* _Problem requirements_: Write every line of the material out exactly as shown.

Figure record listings
— START —
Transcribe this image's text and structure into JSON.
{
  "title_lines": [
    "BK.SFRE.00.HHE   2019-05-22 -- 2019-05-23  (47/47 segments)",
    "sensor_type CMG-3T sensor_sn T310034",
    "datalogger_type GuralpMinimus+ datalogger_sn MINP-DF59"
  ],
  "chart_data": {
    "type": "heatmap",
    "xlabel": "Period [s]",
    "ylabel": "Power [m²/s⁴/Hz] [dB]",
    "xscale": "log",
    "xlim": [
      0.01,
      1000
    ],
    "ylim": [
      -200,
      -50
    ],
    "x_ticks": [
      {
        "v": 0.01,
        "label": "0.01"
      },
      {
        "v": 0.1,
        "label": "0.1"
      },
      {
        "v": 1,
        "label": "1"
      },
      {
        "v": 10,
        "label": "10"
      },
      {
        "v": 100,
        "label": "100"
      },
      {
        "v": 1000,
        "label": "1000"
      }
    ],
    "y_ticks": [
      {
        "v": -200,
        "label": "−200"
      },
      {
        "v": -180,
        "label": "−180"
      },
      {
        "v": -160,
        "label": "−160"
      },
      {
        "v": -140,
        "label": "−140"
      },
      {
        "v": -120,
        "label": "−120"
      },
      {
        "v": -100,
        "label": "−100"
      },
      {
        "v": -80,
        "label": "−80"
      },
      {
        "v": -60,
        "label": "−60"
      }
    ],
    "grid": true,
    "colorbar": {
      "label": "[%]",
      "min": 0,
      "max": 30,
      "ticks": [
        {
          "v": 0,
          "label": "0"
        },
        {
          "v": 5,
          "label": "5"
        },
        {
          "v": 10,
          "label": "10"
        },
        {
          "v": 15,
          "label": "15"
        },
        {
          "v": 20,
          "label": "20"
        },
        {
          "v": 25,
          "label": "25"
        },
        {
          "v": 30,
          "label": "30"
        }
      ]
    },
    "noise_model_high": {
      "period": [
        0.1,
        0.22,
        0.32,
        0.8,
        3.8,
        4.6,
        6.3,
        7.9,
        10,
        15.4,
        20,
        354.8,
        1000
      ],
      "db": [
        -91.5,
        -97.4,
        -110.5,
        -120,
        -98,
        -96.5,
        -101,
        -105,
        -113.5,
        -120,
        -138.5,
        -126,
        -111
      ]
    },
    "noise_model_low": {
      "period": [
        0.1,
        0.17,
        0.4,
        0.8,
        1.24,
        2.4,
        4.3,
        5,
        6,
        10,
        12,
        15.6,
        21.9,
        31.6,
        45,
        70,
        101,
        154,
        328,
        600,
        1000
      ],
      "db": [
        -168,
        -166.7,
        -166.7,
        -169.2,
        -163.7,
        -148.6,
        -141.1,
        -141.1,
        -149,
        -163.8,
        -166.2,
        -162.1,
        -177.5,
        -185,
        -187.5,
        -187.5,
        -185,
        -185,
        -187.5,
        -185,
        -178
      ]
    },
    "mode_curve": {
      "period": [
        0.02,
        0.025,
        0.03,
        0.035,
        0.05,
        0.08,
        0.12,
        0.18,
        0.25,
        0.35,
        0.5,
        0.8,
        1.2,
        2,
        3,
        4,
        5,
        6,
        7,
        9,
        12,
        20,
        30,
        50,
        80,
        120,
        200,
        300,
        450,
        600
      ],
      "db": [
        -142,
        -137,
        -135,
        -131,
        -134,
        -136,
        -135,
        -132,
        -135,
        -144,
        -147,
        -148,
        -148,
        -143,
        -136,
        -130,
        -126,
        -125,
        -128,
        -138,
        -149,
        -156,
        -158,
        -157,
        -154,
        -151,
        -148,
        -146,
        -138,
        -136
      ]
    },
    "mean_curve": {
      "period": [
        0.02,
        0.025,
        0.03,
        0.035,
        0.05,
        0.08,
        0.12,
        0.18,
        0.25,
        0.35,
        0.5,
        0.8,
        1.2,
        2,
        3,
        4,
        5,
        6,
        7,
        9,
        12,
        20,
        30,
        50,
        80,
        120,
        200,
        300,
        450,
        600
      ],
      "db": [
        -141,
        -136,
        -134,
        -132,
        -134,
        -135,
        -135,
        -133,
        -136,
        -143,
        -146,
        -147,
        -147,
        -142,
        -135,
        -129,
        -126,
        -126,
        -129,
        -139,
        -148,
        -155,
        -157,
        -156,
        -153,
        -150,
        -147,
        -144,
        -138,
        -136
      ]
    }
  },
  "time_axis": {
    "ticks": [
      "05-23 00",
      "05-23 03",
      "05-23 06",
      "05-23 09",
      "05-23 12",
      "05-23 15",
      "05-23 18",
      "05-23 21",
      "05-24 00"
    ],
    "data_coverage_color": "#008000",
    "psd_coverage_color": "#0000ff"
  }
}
— END —
* _In response_:
Transcribe this image's text and structure into JSON.
{
  "title_lines": [
    "BK.SFRE.00.HHE   2019-05-22 -- 2019-05-23  (47/47 segments)",
    "sensor_type CMG-3T sensor_sn T310034",
    "datalogger_type GuralpMinimus+ datalogger_sn MINP-DF59"
  ],
  "chart_data": {
    "type": "heatmap",
    "xlabel": "Period [s]",
    "ylabel": "Power [m²/s⁴/Hz] [dB]",
    "xscale": "log",
    "xlim": [
      0.01,
      1000
    ],
    "ylim": [
      -200,
      -50
    ],
    "x_ticks": [
      {
        "v": 0.01,
        "label": "0.01"
      },
      {
        "v": 0.1,
        "label": "0.1"
      },
      {
        "v": 1,
        "label": "1"
      },
      {
        "v": 10,
        "label": "10"
      },
      {
        "v": 100,
        "label": "100"
      },
      {
        "v": 1000,
        "label": "1000"
      }
    ],
    "y_ticks": [
      {
        "v": -200,
        "label": "−200"
      },
      {
        "v": -180,
        "label": "−180"
      },
      {
        "v": -160,
        "label": "−160"
      },
      {
        "v": -140,
        "label": "−140"
      },
      {
        "v": -120,
        "label": "−120"
      },
      {
        "v": -100,
        "label": "−100"
      },
      {
        "v": -80,
        "label": "−80"
      },
      {
        "v": -60,
        "label": "−60"
      }
    ],
    "grid": true,
    "colorbar": {
      "label": "[%]",
      "min": 0,
      "max": 30,
      "ticks": [
        {
          "v": 0,
          "label": "0"
        },
        {
          "v": 5,
          "label": "5"
        },
        {
          "v": 10,
          "label": "10"
        },
        {
          "v": 15,
          "label": "15"
        },
        {
          "v": 20,
          "label": "20"
        },
        {
          "v": 25,
          "label": "25"
        },
        {
          "v": 30,
          "label": "30"
        }
      ]
    },
    "noise_model_high": {
      "period": [
        0.1,
        0.22,
        0.32,
        0.8,
        3.8,
        4.6,
        6.3,
        7.9,
        10,
        15.4,
        20,
        354.8,
        1000
      ],
      "db": [
        -91.5,
        -97.4,
        -110.5,
        -120,
        -98,
        -96.5,
        -101,
        -105,
        -113.5,
        -120,
        -138.5,
        -126,
        -111
      ]
    },
    "noise_model_low": {
      "period": [
        0.1,
        0.17,
        0.4,
        0.8,
        1.24,
        2.4,
        4.3,
        5,
        6,
        10,
        12,
        15.6,
        21.9,
        31.6,
        45,
        70,
        101,
        154,
        328,
        600,
        1000
      ],
      "db": [
        -168,
        -166.7,
        -166.7,
        -169.2,
        -163.7,
        -148.6,
        -141.1,
        -141.1,
        -149,
        -163.8,
        -166.2,
        -162.1,
        -177.5,
        -185,
        -187.5,
        -187.5,
        -185,
        -185,
        -187.5,
        -185,
        -178
      ]
    },
    "mode_curve": {
      "period": [
        0.02,
        0.025,
        0.03,
        0.035,
        0.05,
        0.08,
        0.12,
        0.18,
        0.25,
        0.35,
        0.5,
        0.8,
        1.2,
        2,
        3,
        4,
        5,
        6,
        7,
        9,
        12,
        20,
        30,
        50,
        80,
        120,
        200,
        300,
        450,
        600
      ],
      "db": [
        -142,
        -137,
        -135,
        -131,
        -134,
        -136,
        -135,
        -132,
        -135,
        -144,
        -147,
        -148,
        -148,
        -143,
        -136,
        -130,
        -126,
        -125,
        -128,
        -138,
        -149,
        -156,
        -158,
        -157,
        -154,
        -151,
        -148,
        -146,
        -138,
        -136
      ]
    },
    "mean_curve": {
      "period": [
        0.02,
        0.025,
        0.03,
        0.035,
        0.05,
        0.08,
        0.12,
        0.18,
        0.25,
        0.35,
        0.5,
        0.8,
        1.2,
        2,
        3,
        4,
        5,
        6,
        7,
        9,
        12,
        20,
        30,
        50,
        80,
        120,
        200,
        300,
        450,
        600
      ],
      "db": [
        -141,
        -136,
        -134,
        -132,
        -134,
        -135,
        -135,
        -133,
        -136,
        -143,
        -146,
        -147,
        -147,
        -142,
        -135,
        -129,
        -126,
        -126,
        -129,
        -139,
        -148,
        -155,
        -157,
        -156,
        -153,
        -150,
        -147,
        -144,
        -138,
        -136
      ]
    }
  },
  "time_axis": {
    "ticks": [
      "05-23 00",
      "05-23 03",
      "05-23 06",
      "05-23 09",
      "05-23 12",
      "05-23 15",
      "05-23 18",
      "05-23 21",
      "05-24 00"
    ],
    "data_coverage_color": "#008000",
    "psd_coverage_color": "#0000ff"
  }
}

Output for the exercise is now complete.